-- start Records for the exercise --
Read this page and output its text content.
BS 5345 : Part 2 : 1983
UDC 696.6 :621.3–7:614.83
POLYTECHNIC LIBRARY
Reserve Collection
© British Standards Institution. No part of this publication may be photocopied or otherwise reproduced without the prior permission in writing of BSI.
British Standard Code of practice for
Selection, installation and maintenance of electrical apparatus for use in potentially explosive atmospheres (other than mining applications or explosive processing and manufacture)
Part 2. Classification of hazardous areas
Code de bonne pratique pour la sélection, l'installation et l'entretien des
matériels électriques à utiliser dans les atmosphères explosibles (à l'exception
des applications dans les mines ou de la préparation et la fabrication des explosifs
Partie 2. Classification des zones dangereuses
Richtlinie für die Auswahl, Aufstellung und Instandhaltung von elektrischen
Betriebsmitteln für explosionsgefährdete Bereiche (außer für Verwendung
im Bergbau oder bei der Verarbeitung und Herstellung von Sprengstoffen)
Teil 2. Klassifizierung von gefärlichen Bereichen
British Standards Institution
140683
-- end Records for the exercise --
-- start Records for the exercise --
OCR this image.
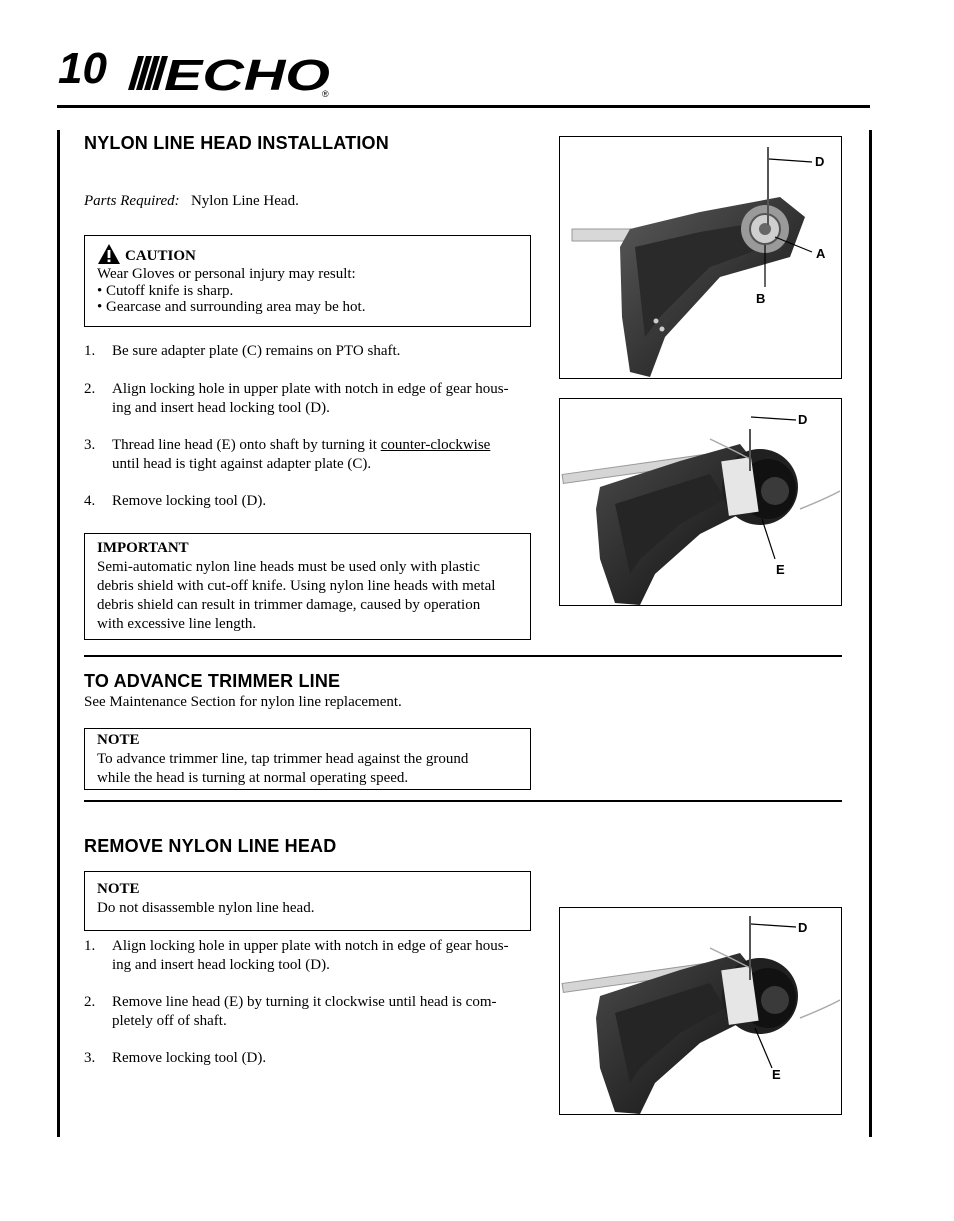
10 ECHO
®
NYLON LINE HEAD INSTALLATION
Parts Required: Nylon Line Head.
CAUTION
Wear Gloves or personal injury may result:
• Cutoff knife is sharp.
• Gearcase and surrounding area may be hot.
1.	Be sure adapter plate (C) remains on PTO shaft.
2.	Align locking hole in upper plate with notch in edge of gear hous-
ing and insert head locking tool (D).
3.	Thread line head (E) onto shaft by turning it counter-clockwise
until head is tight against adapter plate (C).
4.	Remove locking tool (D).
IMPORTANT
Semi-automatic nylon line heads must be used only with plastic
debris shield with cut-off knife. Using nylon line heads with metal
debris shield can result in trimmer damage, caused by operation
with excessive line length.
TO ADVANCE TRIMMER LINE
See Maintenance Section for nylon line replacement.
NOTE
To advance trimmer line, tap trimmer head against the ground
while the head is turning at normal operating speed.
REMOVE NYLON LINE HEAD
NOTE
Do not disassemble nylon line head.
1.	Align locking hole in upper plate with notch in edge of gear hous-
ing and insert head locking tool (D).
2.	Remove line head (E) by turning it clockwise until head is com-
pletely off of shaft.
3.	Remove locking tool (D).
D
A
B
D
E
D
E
-- end Records for the exercise --
What needs to be done
From the listing above, collect every line that mentions the word "heads".

Written reply
Semi-automatic nylon line heads must be used only with plastic
debris shield with cut-off knife. Using nylon line heads with metal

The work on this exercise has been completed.